Rows from a dataset
╭──

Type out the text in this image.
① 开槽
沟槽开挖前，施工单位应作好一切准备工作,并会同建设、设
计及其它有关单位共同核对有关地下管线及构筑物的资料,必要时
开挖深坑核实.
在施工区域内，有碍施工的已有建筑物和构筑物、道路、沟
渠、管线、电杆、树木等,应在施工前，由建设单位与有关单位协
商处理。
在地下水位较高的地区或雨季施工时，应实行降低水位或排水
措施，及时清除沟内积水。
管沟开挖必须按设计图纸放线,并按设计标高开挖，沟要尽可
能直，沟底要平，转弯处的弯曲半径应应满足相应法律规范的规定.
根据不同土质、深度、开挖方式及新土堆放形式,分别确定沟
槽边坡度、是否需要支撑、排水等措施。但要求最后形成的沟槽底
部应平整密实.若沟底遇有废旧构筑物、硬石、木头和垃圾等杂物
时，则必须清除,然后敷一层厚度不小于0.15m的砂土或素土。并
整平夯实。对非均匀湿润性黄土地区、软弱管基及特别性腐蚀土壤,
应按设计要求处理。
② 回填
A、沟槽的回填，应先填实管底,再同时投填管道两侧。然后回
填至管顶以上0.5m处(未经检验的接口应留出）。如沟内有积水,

╰──

■ Request
Output every record above exactly as it appears.

■ Output for this exercise
Type out the text in this image.
① 开槽
沟槽开挖前，施工单位应作好一切准备工作,并会同建设、设
计及其它有关单位共同核对有关地下管线及构筑物的资料,必要时
开挖深坑核实.
在施工区域内，有碍施工的已有建筑物和构筑物、道路、沟
渠、管线、电杆、树木等,应在施工前，由建设单位与有关单位协
商处理。
在地下水位较高的地区或雨季施工时，应实行降低水位或排水
措施，及时清除沟内积水。
管沟开挖必须按设计图纸放线,并按设计标高开挖，沟要尽可
能直，沟底要平，转弯处的弯曲半径应应满足相应法律规范的规定.
根据不同土质、深度、开挖方式及新土堆放形式,分别确定沟
槽边坡度、是否需要支撑、排水等措施。但要求最后形成的沟槽底
部应平整密实.若沟底遇有废旧构筑物、硬石、木头和垃圾等杂物
时，则必须清除,然后敷一层厚度不小于0.15m的砂土或素土。并
整平夯实。对非均匀湿润性黄土地区、软弱管基及特别性腐蚀土壤,
应按设计要求处理。
② 回填
A、沟槽的回填，应先填实管底,再同时投填管道两侧。然后回
填至管顶以上0.5m处(未经检验的接口应留出）。如沟内有积水,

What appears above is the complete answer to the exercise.